▶ [Problem requirements] Copy out each line of the listing that has the word "Québec" in it.

-- Begin Given entries --

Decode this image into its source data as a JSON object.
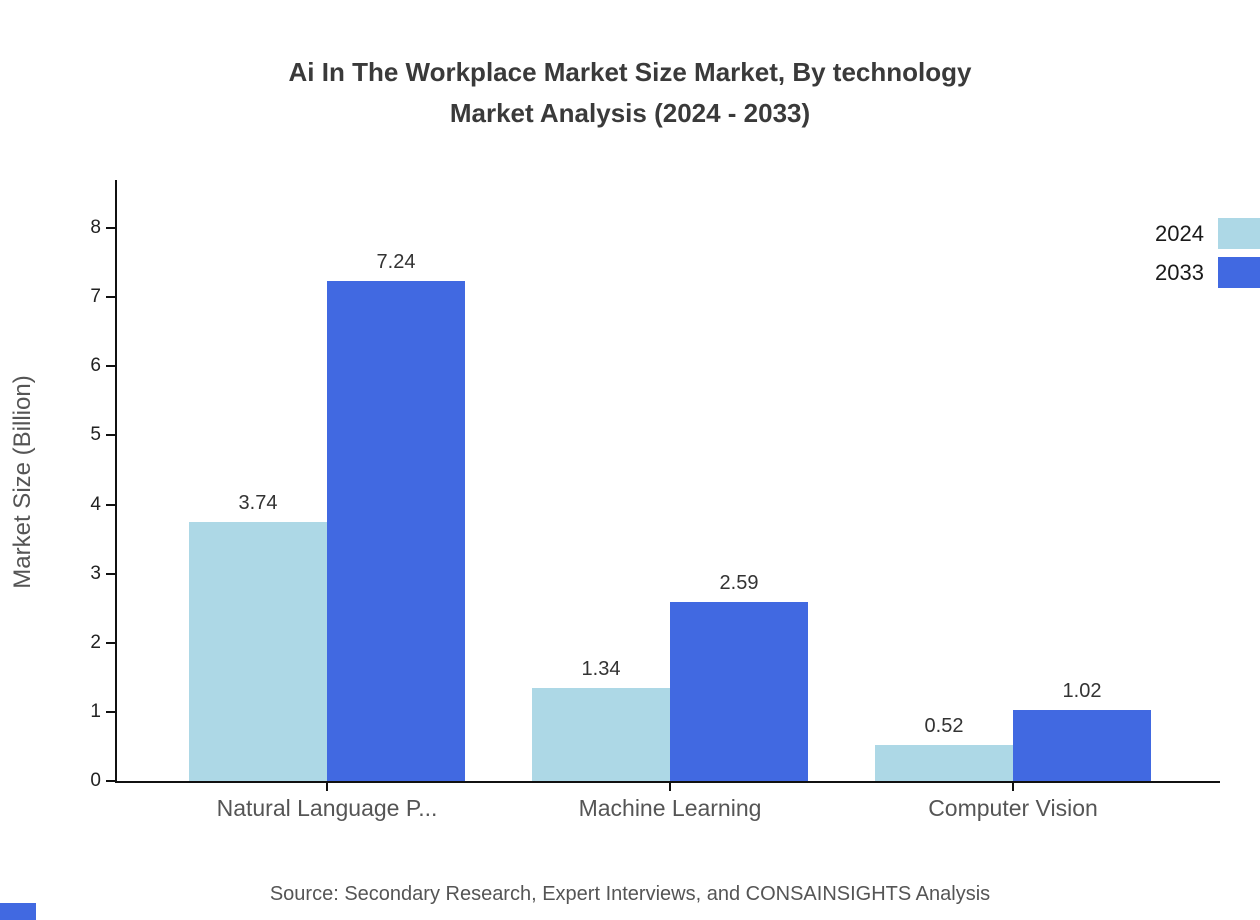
{
  "header": {
    "title_line1": "Ai In The Workplace Market Size Market, By technology",
    "title_line2": "Market Analysis (2024 - 2033)"
  },
  "chart_data": {
    "type": "bar",
    "title": "Ai In The Workplace Market Size Market, By technology Market Analysis (2024 - 2033)",
    "categories": [
      "Natural Language P...",
      "Machine Learning",
      "Computer Vision"
    ],
    "series": [
      {
        "name": "2024",
        "color": "#add8e6",
        "values": [
          3.74,
          1.34,
          0.52
        ]
      },
      {
        "name": "2033",
        "color": "#4169e1",
        "values": [
          7.24,
          2.59,
          1.02
        ]
      }
    ],
    "xlabel": "",
    "ylabel": "Market Size (Billion)",
    "ylim": [
      0,
      8.7
    ],
    "yticks": [
      0,
      1,
      2,
      3,
      4,
      5,
      6,
      7,
      8
    ],
    "grid": false,
    "legend_position": "top-right",
    "value_labels": true
  },
  "footer": {
    "source": "Source: Secondary Research, Expert Interviews, and CONSAINSIGHTS Analysis"
  }
}
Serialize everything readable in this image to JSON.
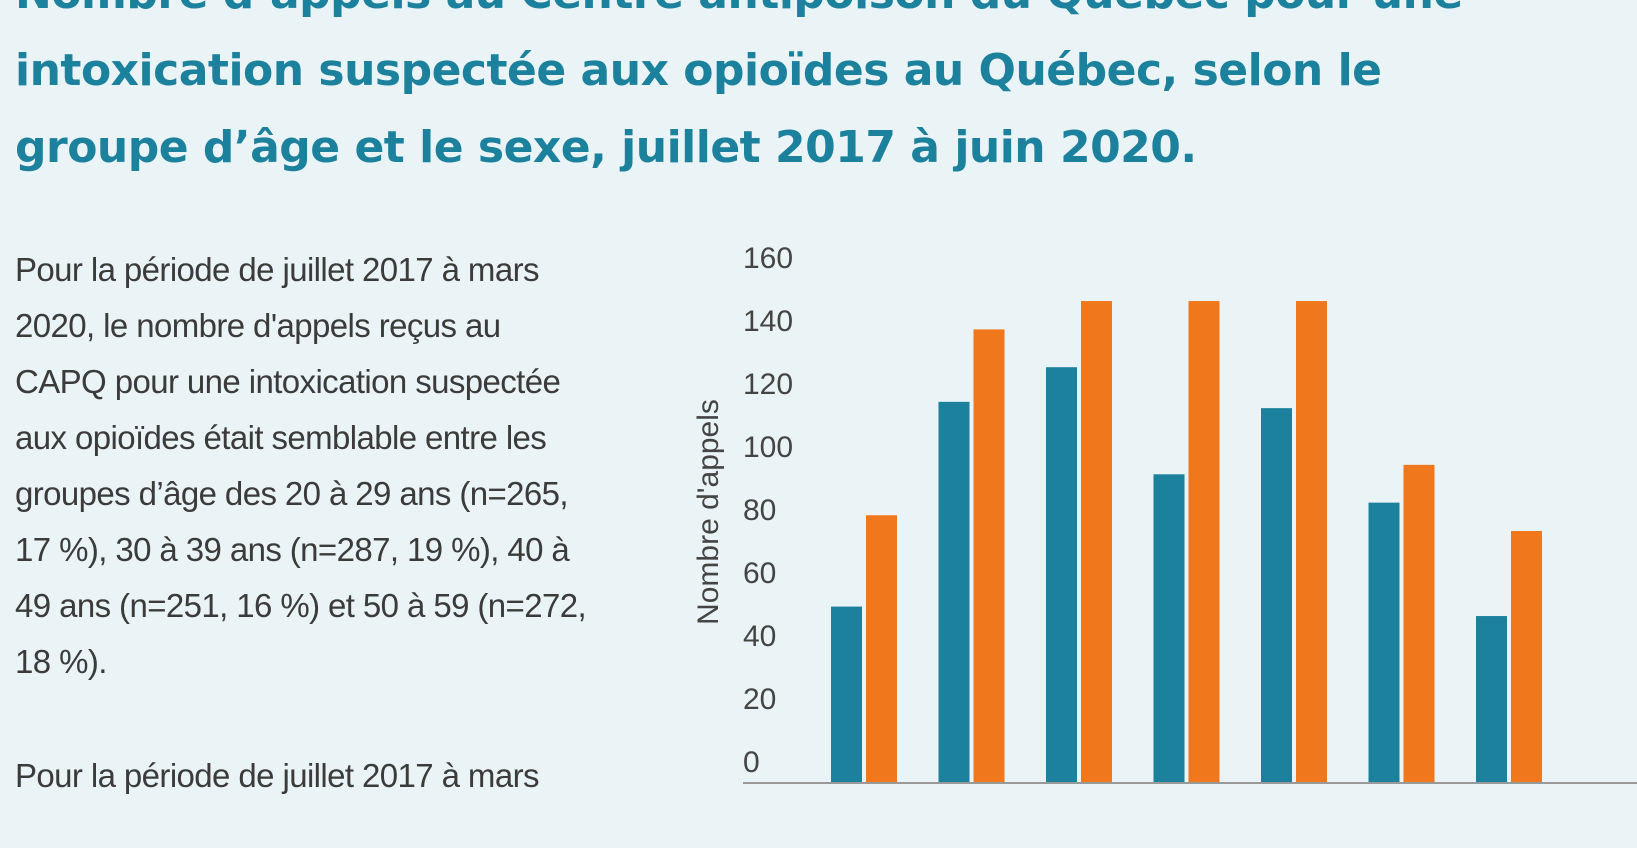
{
  "title_lines": [
    "Nombre d’appels au Centre antipoison du Québec pour une",
    "intoxication suspectée aux opioïdes au Québec, selon le",
    "groupe d’âge et le sexe, juillet 2017 à juin 2020."
  ],
  "paragraphs": [
    [
      "Pour la période de juillet 2017 à mars",
      "2020, le nombre d'appels reçus au",
      "CAPQ pour une intoxication suspectée",
      "aux opioïdes était semblable entre les",
      "groupes d’âge des 20 à 29 ans (n=265,",
      "17 %), 30 à 39 ans (n=287, 19 %), 40 à",
      "49 ans (n=251, 16 %) et 50 à 59 (n=272,",
      "18 %)."
    ],
    [
      "Pour la période de juillet 2017 à mars"
    ]
  ],
  "chart_data": {
    "type": "bar",
    "ylabel": "Nombre d'appels",
    "categories": [
      null,
      null,
      null,
      null,
      null,
      null,
      null
    ],
    "series": [
      {
        "color": "#1b819c",
        "values": [
          56,
          121,
          132,
          98,
          119,
          89,
          53
        ]
      },
      {
        "color": "#f0771c",
        "values": [
          85,
          144,
          153,
          153,
          153,
          101,
          80
        ]
      }
    ],
    "ylim": [
      0,
      160
    ],
    "yticks": [
      0,
      20,
      40,
      60,
      80,
      100,
      120,
      140,
      160
    ]
  }
}
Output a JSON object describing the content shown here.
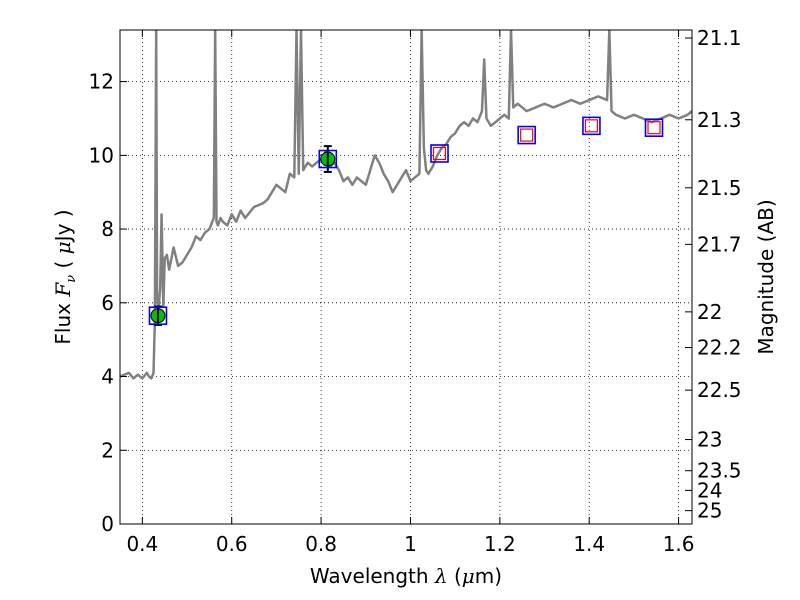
{
  "chart_data": {
    "type": "line",
    "xlabel": {
      "prefix": "Wavelength ",
      "symbol": "λ",
      "unit_open": " (",
      "unit_mu": "μ",
      "unit_rest": "m)"
    },
    "ylabel": {
      "prefix": "Flux ",
      "symbol": "F",
      "subscript": "ν",
      "unit_open": " ( ",
      "unit_mu": "μ",
      "unit_rest": "Jy )"
    },
    "y2label": "Magnitude (AB)",
    "xlim": [
      0.35,
      1.63
    ],
    "ylim": [
      0,
      13.4
    ],
    "grid": true,
    "x_ticks": [
      {
        "value": 0.4,
        "label": "0.4"
      },
      {
        "value": 0.6,
        "label": "0.6"
      },
      {
        "value": 0.8,
        "label": "0.8"
      },
      {
        "value": 1.0,
        "label": "1"
      },
      {
        "value": 1.2,
        "label": "1.2"
      },
      {
        "value": 1.4,
        "label": "1.4"
      },
      {
        "value": 1.6,
        "label": "1.6"
      }
    ],
    "y_ticks": [
      {
        "value": 0,
        "label": "0"
      },
      {
        "value": 2,
        "label": "2"
      },
      {
        "value": 4,
        "label": "4"
      },
      {
        "value": 6,
        "label": "6"
      },
      {
        "value": 8,
        "label": "8"
      },
      {
        "value": 10,
        "label": "10"
      },
      {
        "value": 12,
        "label": "12"
      }
    ],
    "y2_ticks": [
      {
        "mag": 21.1,
        "label": "21.1"
      },
      {
        "mag": 21.3,
        "label": "21.3"
      },
      {
        "mag": 21.5,
        "label": "21.5"
      },
      {
        "mag": 21.7,
        "label": "21.7"
      },
      {
        "mag": 22.0,
        "label": "22"
      },
      {
        "mag": 22.2,
        "label": "22.2"
      },
      {
        "mag": 22.5,
        "label": "22.5"
      },
      {
        "mag": 23.0,
        "label": "23"
      },
      {
        "mag": 23.5,
        "label": "23.5"
      },
      {
        "mag": 24.0,
        "label": "24"
      },
      {
        "mag": 25.0,
        "label": "25"
      }
    ],
    "series": [
      {
        "name": "",
        "type": "line",
        "color": "#808080",
        "x": [
          0.35,
          0.36,
          0.37,
          0.38,
          0.39,
          0.4,
          0.41,
          0.415,
          0.42,
          0.425,
          0.428,
          0.431,
          0.433,
          0.436,
          0.44,
          0.443,
          0.447,
          0.45,
          0.455,
          0.46,
          0.465,
          0.47,
          0.48,
          0.49,
          0.5,
          0.51,
          0.52,
          0.53,
          0.54,
          0.55,
          0.56,
          0.563,
          0.566,
          0.569,
          0.575,
          0.58,
          0.59,
          0.6,
          0.61,
          0.62,
          0.63,
          0.65,
          0.67,
          0.68,
          0.69,
          0.7,
          0.72,
          0.73,
          0.74,
          0.745,
          0.75,
          0.755,
          0.76,
          0.77,
          0.78,
          0.79,
          0.8,
          0.81,
          0.82,
          0.83,
          0.84,
          0.85,
          0.86,
          0.87,
          0.88,
          0.89,
          0.9,
          0.91,
          0.92,
          0.93,
          0.94,
          0.95,
          0.96,
          0.97,
          0.98,
          0.99,
          1.0,
          1.01,
          1.02,
          1.025,
          1.03,
          1.035,
          1.04,
          1.05,
          1.06,
          1.07,
          1.08,
          1.09,
          1.1,
          1.11,
          1.12,
          1.13,
          1.14,
          1.15,
          1.16,
          1.165,
          1.17,
          1.18,
          1.19,
          1.2,
          1.21,
          1.22,
          1.225,
          1.23,
          1.24,
          1.25,
          1.26,
          1.28,
          1.3,
          1.32,
          1.34,
          1.36,
          1.38,
          1.4,
          1.42,
          1.44,
          1.445,
          1.45,
          1.46,
          1.48,
          1.5,
          1.52,
          1.54,
          1.56,
          1.58,
          1.6,
          1.62,
          1.63
        ],
        "y": [
          4.0,
          4.05,
          4.1,
          3.95,
          4.05,
          3.95,
          4.1,
          4.0,
          3.95,
          4.1,
          5.5,
          13.4,
          6.2,
          5.8,
          6.4,
          8.4,
          5.9,
          7.2,
          7.3,
          6.9,
          7.2,
          7.5,
          7.0,
          7.1,
          7.3,
          7.5,
          7.8,
          7.7,
          7.9,
          8.0,
          8.3,
          13.4,
          8.2,
          8.1,
          8.3,
          8.2,
          8.1,
          8.4,
          8.2,
          8.5,
          8.3,
          8.6,
          8.7,
          8.8,
          9.0,
          9.2,
          9.0,
          9.5,
          9.4,
          13.4,
          9.5,
          13.4,
          9.6,
          9.8,
          9.7,
          9.8,
          9.9,
          10.1,
          9.7,
          9.8,
          9.6,
          9.3,
          9.4,
          9.2,
          9.4,
          9.3,
          9.2,
          9.6,
          10.0,
          9.8,
          9.5,
          9.3,
          9.0,
          9.2,
          9.4,
          9.6,
          9.3,
          9.4,
          9.5,
          13.4,
          10.2,
          9.6,
          9.5,
          9.7,
          10.0,
          10.2,
          10.3,
          10.5,
          10.6,
          10.8,
          10.9,
          10.8,
          11.0,
          10.9,
          11.2,
          12.6,
          11.0,
          10.8,
          10.9,
          11.0,
          11.1,
          11.0,
          13.4,
          11.3,
          11.4,
          11.3,
          11.2,
          11.3,
          11.4,
          11.3,
          11.4,
          11.5,
          11.4,
          11.5,
          11.6,
          11.5,
          13.4,
          11.2,
          11.1,
          11.0,
          11.1,
          11.0,
          10.9,
          11.0,
          11.1,
          11.0,
          11.1,
          11.2
        ]
      },
      {
        "name": "",
        "type": "scatter-filled",
        "color": "#00c000",
        "x": [
          0.435,
          0.815
        ],
        "y": [
          5.65,
          9.9
        ],
        "yerr": [
          0.25,
          0.35
        ]
      },
      {
        "name": "",
        "type": "scatter-open",
        "color": "#0000ff",
        "x": [
          0.435,
          0.815,
          1.065,
          1.26,
          1.405,
          1.545
        ],
        "y": [
          5.65,
          9.9,
          10.05,
          10.55,
          10.8,
          10.75
        ]
      },
      {
        "name": "",
        "type": "scatter-open-small",
        "color": "#ff0000",
        "x": [
          1.065,
          1.26,
          1.405,
          1.545
        ],
        "y": [
          10.05,
          10.55,
          10.8,
          10.75
        ]
      }
    ]
  }
}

-- End Given entries --

▶ [Solved exercise]
    "Nombre d’appels au Centre antipoison du Québec pour une",
    "intoxication suspectée aux opioïdes au Québec, selon le",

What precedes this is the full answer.